(begin)

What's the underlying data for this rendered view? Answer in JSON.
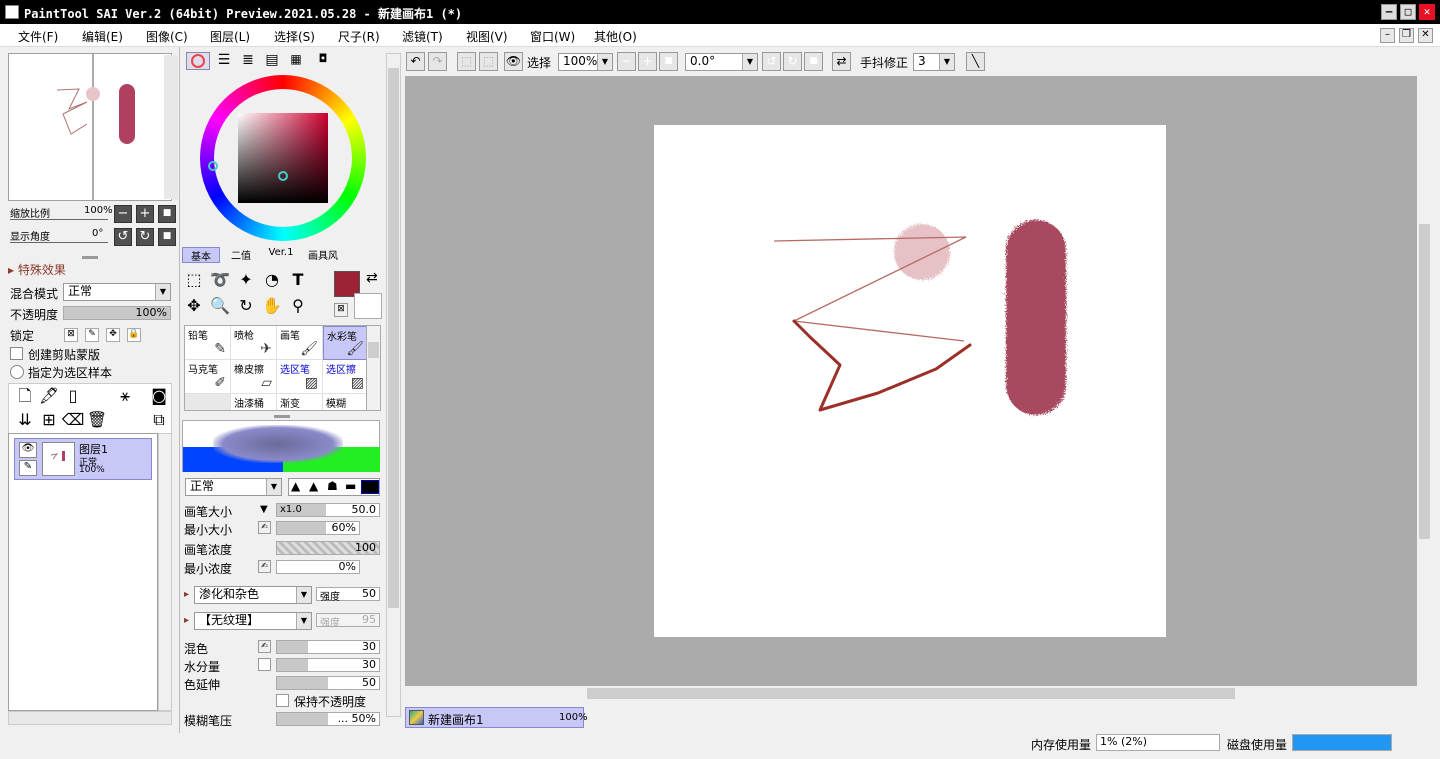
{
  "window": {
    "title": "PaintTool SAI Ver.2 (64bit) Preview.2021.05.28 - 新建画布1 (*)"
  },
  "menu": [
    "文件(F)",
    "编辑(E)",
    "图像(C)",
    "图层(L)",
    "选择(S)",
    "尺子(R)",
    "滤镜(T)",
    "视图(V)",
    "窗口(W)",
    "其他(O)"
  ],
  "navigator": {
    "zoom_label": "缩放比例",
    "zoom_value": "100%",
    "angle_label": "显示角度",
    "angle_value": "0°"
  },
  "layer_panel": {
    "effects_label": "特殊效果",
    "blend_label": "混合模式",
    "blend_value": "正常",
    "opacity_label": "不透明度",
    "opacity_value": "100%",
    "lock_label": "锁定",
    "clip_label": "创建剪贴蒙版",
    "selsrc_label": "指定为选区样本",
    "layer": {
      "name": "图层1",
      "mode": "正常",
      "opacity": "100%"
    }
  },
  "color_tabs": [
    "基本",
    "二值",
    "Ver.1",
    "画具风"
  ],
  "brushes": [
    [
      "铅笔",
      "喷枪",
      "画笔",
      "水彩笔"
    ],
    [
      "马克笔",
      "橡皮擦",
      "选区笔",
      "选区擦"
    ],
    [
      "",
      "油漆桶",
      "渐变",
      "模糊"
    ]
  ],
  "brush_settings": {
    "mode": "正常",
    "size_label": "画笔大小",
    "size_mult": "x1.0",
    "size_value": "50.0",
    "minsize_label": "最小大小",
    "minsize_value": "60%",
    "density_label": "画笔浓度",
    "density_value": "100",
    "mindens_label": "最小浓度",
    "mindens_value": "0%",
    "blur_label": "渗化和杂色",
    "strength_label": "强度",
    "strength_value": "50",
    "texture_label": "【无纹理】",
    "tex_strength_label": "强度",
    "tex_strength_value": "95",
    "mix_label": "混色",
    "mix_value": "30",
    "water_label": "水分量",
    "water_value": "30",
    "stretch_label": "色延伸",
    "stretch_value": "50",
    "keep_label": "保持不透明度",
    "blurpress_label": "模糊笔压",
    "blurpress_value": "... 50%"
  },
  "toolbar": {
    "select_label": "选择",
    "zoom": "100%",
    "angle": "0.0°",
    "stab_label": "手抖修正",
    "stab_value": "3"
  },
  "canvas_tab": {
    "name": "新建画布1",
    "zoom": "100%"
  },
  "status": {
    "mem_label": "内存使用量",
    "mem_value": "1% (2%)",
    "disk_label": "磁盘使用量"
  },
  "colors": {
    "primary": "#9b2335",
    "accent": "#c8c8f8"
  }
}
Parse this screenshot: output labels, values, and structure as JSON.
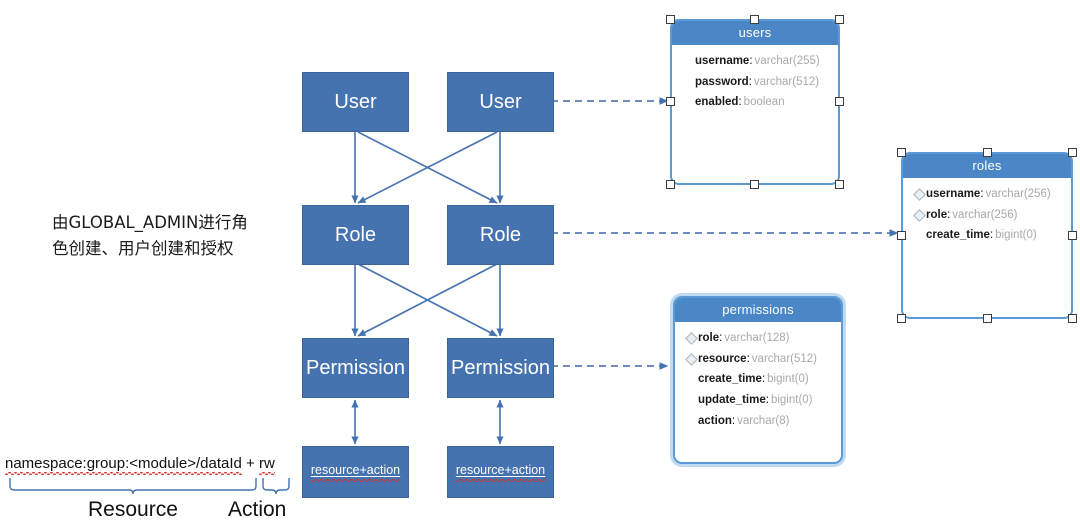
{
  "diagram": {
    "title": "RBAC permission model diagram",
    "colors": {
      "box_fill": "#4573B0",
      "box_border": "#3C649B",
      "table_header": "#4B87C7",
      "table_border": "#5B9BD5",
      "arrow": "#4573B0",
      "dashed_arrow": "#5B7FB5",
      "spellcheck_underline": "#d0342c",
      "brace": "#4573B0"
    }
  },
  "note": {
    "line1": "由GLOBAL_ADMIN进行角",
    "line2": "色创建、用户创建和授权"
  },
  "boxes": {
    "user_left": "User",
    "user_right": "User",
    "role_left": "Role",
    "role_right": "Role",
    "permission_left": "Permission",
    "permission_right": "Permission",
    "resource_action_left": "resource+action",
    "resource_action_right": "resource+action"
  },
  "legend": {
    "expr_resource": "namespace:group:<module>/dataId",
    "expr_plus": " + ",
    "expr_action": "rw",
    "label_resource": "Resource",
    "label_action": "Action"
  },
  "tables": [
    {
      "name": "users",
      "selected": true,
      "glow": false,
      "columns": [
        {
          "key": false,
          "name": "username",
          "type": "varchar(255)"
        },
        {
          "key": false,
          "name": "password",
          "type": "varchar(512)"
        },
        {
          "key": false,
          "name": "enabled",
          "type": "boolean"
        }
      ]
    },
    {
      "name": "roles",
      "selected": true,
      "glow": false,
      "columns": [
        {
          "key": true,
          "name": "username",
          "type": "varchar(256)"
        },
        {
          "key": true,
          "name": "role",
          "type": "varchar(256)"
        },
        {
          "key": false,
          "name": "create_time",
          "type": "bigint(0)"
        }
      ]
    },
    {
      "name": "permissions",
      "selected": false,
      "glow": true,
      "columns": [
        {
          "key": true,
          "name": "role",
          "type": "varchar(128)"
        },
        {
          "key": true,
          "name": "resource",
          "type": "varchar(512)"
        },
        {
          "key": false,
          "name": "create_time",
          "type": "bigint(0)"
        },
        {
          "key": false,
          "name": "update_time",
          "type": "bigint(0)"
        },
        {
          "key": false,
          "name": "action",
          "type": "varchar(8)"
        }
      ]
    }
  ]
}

(end)

What comes back should match the records exactly, minus any pictures.

## ANSWER FOR THE TASK
What's the underlying data for this rendered view? Answer in JSON.
{
  "window": {
    "title": "PaintTool SAI Ver.2 (64bit) Preview.2021.05.28 - 新建画布1 (*)"
  },
  "menu": [
    "文件(F)",
    "编辑(E)",
    "图像(C)",
    "图层(L)",
    "选择(S)",
    "尺子(R)",
    "滤镜(T)",
    "视图(V)",
    "窗口(W)",
    "其他(O)"
  ],
  "navigator": {
    "zoom_label": "缩放比例",
    "zoom_value": "100%",
    "angle_label": "显示角度",
    "angle_value": "0°"
  },
  "layer_panel": {
    "effects_label": "特殊效果",
    "blend_label": "混合模式",
    "blend_value": "正常",
    "opacity_label": "不透明度",
    "opacity_value": "100%",
    "lock_label": "锁定",
    "clip_label": "创建剪贴蒙版",
    "selsrc_label": "指定为选区样本",
    "layer": {
      "name": "图层1",
      "mode": "正常",
      "opacity": "100%"
    }
  },
  "color_tabs": [
    "基本",
    "二值",
    "Ver.1",
    "画具风"
  ],
  "brushes": [
    [
      "铅笔",
      "喷枪",
      "画笔",
      "水彩笔"
    ],
    [
      "马克笔",
      "橡皮擦",
      "选区笔",
      "选区擦"
    ],
    [
      "",
      "油漆桶",
      "渐变",
      "模糊"
    ]
  ],
  "brush_settings": {
    "mode": "正常",
    "size_label": "画笔大小",
    "size_mult": "x1.0",
    "size_value": "50.0",
    "minsize_label": "最小大小",
    "minsize_value": "60%",
    "density_label": "画笔浓度",
    "density_value": "100",
    "mindens_label": "最小浓度",
    "mindens_value": "0%",
    "blur_label": "渗化和杂色",
    "strength_label": "强度",
    "strength_value": "50",
    "texture_label": "【无纹理】",
    "tex_strength_label": "强度",
    "tex_strength_value": "95",
    "mix_label": "混色",
    "mix_value": "30",
    "water_label": "水分量",
    "water_value": "30",
    "stretch_label": "色延伸",
    "stretch_value": "50",
    "keep_label": "保持不透明度",
    "blurpress_label": "模糊笔压",
    "blurpress_value": "... 50%"
  },
  "toolbar": {
    "select_label": "选择",
    "zoom": "100%",
    "angle": "0.0°",
    "stab_label": "手抖修正",
    "stab_value": "3"
  },
  "canvas_tab": {
    "name": "新建画布1",
    "zoom": "100%"
  },
  "status": {
    "mem_label": "内存使用量",
    "mem_value": "1% (2%)",
    "disk_label": "磁盘使用量"
  },
  "colors": {
    "primary": "#9b2335",
    "accent": "#c8c8f8"
  }
}
Parse this screenshot: output labels, values, and structure as JSON.
{
  "diagram": {
    "title": "RBAC permission model diagram",
    "colors": {
      "box_fill": "#4573B0",
      "box_border": "#3C649B",
      "table_header": "#4B87C7",
      "table_border": "#5B9BD5",
      "arrow": "#4573B0",
      "dashed_arrow": "#5B7FB5",
      "spellcheck_underline": "#d0342c",
      "brace": "#4573B0"
    }
  },
  "note": {
    "line1": "由GLOBAL_ADMIN进行角",
    "line2": "色创建、用户创建和授权"
  },
  "boxes": {
    "user_left": "User",
    "user_right": "User",
    "role_left": "Role",
    "role_right": "Role",
    "permission_left": "Permission",
    "permission_right": "Permission",
    "resource_action_left": "resource+action",
    "resource_action_right": "resource+action"
  },
  "legend": {
    "expr_resource": "namespace:group:<module>/dataId",
    "expr_plus": " + ",
    "expr_action": "rw",
    "label_resource": "Resource",
    "label_action": "Action"
  },
  "tables": [
    {
      "name": "users",
      "selected": true,
      "glow": false,
      "columns": [
        {
          "key": false,
          "name": "username",
          "type": "varchar(255)"
        },
        {
          "key": false,
          "name": "password",
          "type": "varchar(512)"
        },
        {
          "key": false,
          "name": "enabled",
          "type": "boolean"
        }
      ]
    },
    {
      "name": "roles",
      "selected": true,
      "glow": false,
      "columns": [
        {
          "key": true,
          "name": "username",
          "type": "varchar(256)"
        },
        {
          "key": true,
          "name": "role",
          "type": "varchar(256)"
        },
        {
          "key": false,
          "name": "create_time",
          "type": "bigint(0)"
        }
      ]
    },
    {
      "name": "permissions",
      "selected": false,
      "glow": true,
      "columns": [
        {
          "key": true,
          "name": "role",
          "type": "varchar(128)"
        },
        {
          "key": true,
          "name": "resource",
          "type": "varchar(512)"
        },
        {
          "key": false,
          "name": "create_time",
          "type": "bigint(0)"
        },
        {
          "key": false,
          "name": "update_time",
          "type": "bigint(0)"
        },
        {
          "key": false,
          "name": "action",
          "type": "varchar(8)"
        }
      ]
    }
  ]
}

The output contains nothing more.